What you should do: Reproduce every entry below precisely. Pictures are excluded from the copy.

-- begin --

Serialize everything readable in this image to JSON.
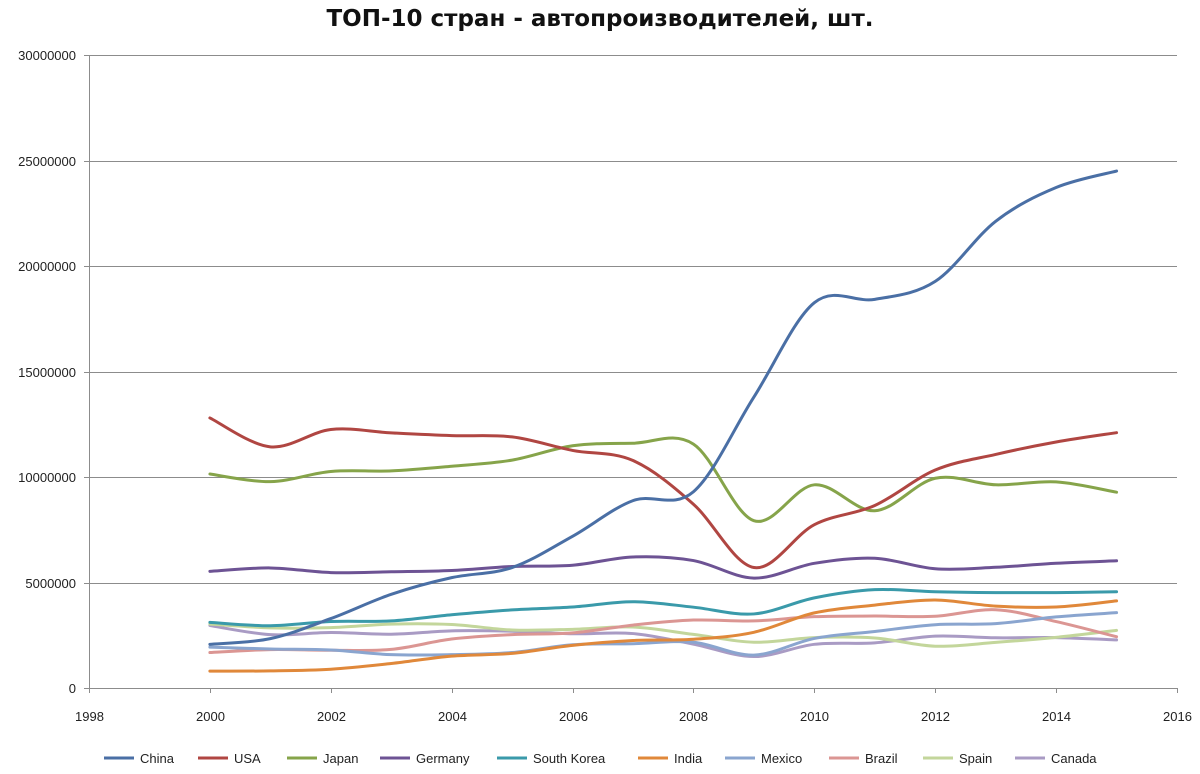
{
  "chart_data": {
    "type": "line",
    "title": "ТОП-10 стран - автопроизводителей, шт.",
    "xlabel": "",
    "ylabel": "",
    "xlim": [
      1998,
      2016
    ],
    "ylim": [
      0,
      30000000
    ],
    "x_ticks": [
      "1998",
      "2000",
      "2002",
      "2004",
      "2006",
      "2008",
      "2010",
      "2012",
      "2014",
      "2016"
    ],
    "y_ticks": [
      "0",
      "5000000",
      "10000000",
      "15000000",
      "20000000",
      "25000000",
      "30000000"
    ],
    "grid": "horizontal",
    "legend_position": "bottom",
    "x": [
      2000,
      2001,
      2002,
      2003,
      2004,
      2005,
      2006,
      2007,
      2008,
      2009,
      2010,
      2011,
      2012,
      2013,
      2014,
      2015
    ],
    "series": [
      {
        "name": "China",
        "color": "#4a6fa5",
        "values": [
          2070000,
          2340000,
          3290000,
          4440000,
          5230000,
          5710000,
          7190000,
          8880000,
          9300000,
          13790000,
          18260000,
          18420000,
          19270000,
          22120000,
          23720000,
          24500000
        ]
      },
      {
        "name": "USA",
        "color": "#b04642",
        "values": [
          12800000,
          11430000,
          12250000,
          12090000,
          11960000,
          11900000,
          11260000,
          10780000,
          8710000,
          5710000,
          7740000,
          8650000,
          10330000,
          11070000,
          11660000,
          12100000
        ]
      },
      {
        "name": "Japan",
        "color": "#86a44a",
        "values": [
          10140000,
          9780000,
          10260000,
          10290000,
          10510000,
          10800000,
          11480000,
          11600000,
          11560000,
          7930000,
          9630000,
          8400000,
          9940000,
          9630000,
          9770000,
          9280000
        ]
      },
      {
        "name": "Germany",
        "color": "#6d5394",
        "values": [
          5530000,
          5690000,
          5470000,
          5510000,
          5570000,
          5760000,
          5820000,
          6210000,
          6040000,
          5210000,
          5910000,
          6150000,
          5650000,
          5720000,
          5910000,
          6030000
        ]
      },
      {
        "name": "South Korea",
        "color": "#3a9aaa",
        "values": [
          3110000,
          2950000,
          3150000,
          3180000,
          3470000,
          3700000,
          3840000,
          4090000,
          3830000,
          3510000,
          4270000,
          4660000,
          4560000,
          4520000,
          4520000,
          4560000
        ]
      },
      {
        "name": "India",
        "color": "#e0883a",
        "values": [
          800000,
          810000,
          890000,
          1160000,
          1510000,
          1640000,
          2020000,
          2250000,
          2310000,
          2640000,
          3560000,
          3930000,
          4170000,
          3880000,
          3840000,
          4130000
        ]
      },
      {
        "name": "Mexico",
        "color": "#8aa5cf",
        "values": [
          1940000,
          1850000,
          1800000,
          1580000,
          1580000,
          1680000,
          2050000,
          2100000,
          2170000,
          1560000,
          2350000,
          2680000,
          3000000,
          3050000,
          3370000,
          3570000
        ]
      },
      {
        "name": "Brazil",
        "color": "#db9693",
        "values": [
          1680000,
          1820000,
          1790000,
          1830000,
          2320000,
          2530000,
          2610000,
          2980000,
          3220000,
          3180000,
          3380000,
          3410000,
          3400000,
          3710000,
          3150000,
          2430000
        ]
      },
      {
        "name": "Spain",
        "color": "#c3d69b",
        "values": [
          3030000,
          2850000,
          2860000,
          3030000,
          3010000,
          2750000,
          2780000,
          2890000,
          2540000,
          2170000,
          2390000,
          2370000,
          1980000,
          2160000,
          2400000,
          2730000
        ]
      },
      {
        "name": "Canada",
        "color": "#a99bc4",
        "values": [
          2960000,
          2530000,
          2630000,
          2550000,
          2710000,
          2690000,
          2570000,
          2580000,
          2080000,
          1490000,
          2070000,
          2140000,
          2460000,
          2380000,
          2390000,
          2280000
        ]
      }
    ]
  }
}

-- end --

Response to the task:
Serialize everything readable in this image to JSON.
{
  "chart_data": {
    "type": "line",
    "title": "ТОП-10 стран - автопроизводителей, шт.",
    "xlabel": "",
    "ylabel": "",
    "xlim": [
      1998,
      2016
    ],
    "ylim": [
      0,
      30000000
    ],
    "x_ticks": [
      "1998",
      "2000",
      "2002",
      "2004",
      "2006",
      "2008",
      "2010",
      "2012",
      "2014",
      "2016"
    ],
    "y_ticks": [
      "0",
      "5000000",
      "10000000",
      "15000000",
      "20000000",
      "25000000",
      "30000000"
    ],
    "grid": "horizontal",
    "legend_position": "bottom",
    "x": [
      2000,
      2001,
      2002,
      2003,
      2004,
      2005,
      2006,
      2007,
      2008,
      2009,
      2010,
      2011,
      2012,
      2013,
      2014,
      2015
    ],
    "series": [
      {
        "name": "China",
        "color": "#4a6fa5",
        "values": [
          2070000,
          2340000,
          3290000,
          4440000,
          5230000,
          5710000,
          7190000,
          8880000,
          9300000,
          13790000,
          18260000,
          18420000,
          19270000,
          22120000,
          23720000,
          24500000
        ]
      },
      {
        "name": "USA",
        "color": "#b04642",
        "values": [
          12800000,
          11430000,
          12250000,
          12090000,
          11960000,
          11900000,
          11260000,
          10780000,
          8710000,
          5710000,
          7740000,
          8650000,
          10330000,
          11070000,
          11660000,
          12100000
        ]
      },
      {
        "name": "Japan",
        "color": "#86a44a",
        "values": [
          10140000,
          9780000,
          10260000,
          10290000,
          10510000,
          10800000,
          11480000,
          11600000,
          11560000,
          7930000,
          9630000,
          8400000,
          9940000,
          9630000,
          9770000,
          9280000
        ]
      },
      {
        "name": "Germany",
        "color": "#6d5394",
        "values": [
          5530000,
          5690000,
          5470000,
          5510000,
          5570000,
          5760000,
          5820000,
          6210000,
          6040000,
          5210000,
          5910000,
          6150000,
          5650000,
          5720000,
          5910000,
          6030000
        ]
      },
      {
        "name": "South Korea",
        "color": "#3a9aaa",
        "values": [
          3110000,
          2950000,
          3150000,
          3180000,
          3470000,
          3700000,
          3840000,
          4090000,
          3830000,
          3510000,
          4270000,
          4660000,
          4560000,
          4520000,
          4520000,
          4560000
        ]
      },
      {
        "name": "India",
        "color": "#e0883a",
        "values": [
          800000,
          810000,
          890000,
          1160000,
          1510000,
          1640000,
          2020000,
          2250000,
          2310000,
          2640000,
          3560000,
          3930000,
          4170000,
          3880000,
          3840000,
          4130000
        ]
      },
      {
        "name": "Mexico",
        "color": "#8aa5cf",
        "values": [
          1940000,
          1850000,
          1800000,
          1580000,
          1580000,
          1680000,
          2050000,
          2100000,
          2170000,
          1560000,
          2350000,
          2680000,
          3000000,
          3050000,
          3370000,
          3570000
        ]
      },
      {
        "name": "Brazil",
        "color": "#db9693",
        "values": [
          1680000,
          1820000,
          1790000,
          1830000,
          2320000,
          2530000,
          2610000,
          2980000,
          3220000,
          3180000,
          3380000,
          3410000,
          3400000,
          3710000,
          3150000,
          2430000
        ]
      },
      {
        "name": "Spain",
        "color": "#c3d69b",
        "values": [
          3030000,
          2850000,
          2860000,
          3030000,
          3010000,
          2750000,
          2780000,
          2890000,
          2540000,
          2170000,
          2390000,
          2370000,
          1980000,
          2160000,
          2400000,
          2730000
        ]
      },
      {
        "name": "Canada",
        "color": "#a99bc4",
        "values": [
          2960000,
          2530000,
          2630000,
          2550000,
          2710000,
          2690000,
          2570000,
          2580000,
          2080000,
          1490000,
          2070000,
          2140000,
          2460000,
          2380000,
          2390000,
          2280000
        ]
      }
    ]
  }
}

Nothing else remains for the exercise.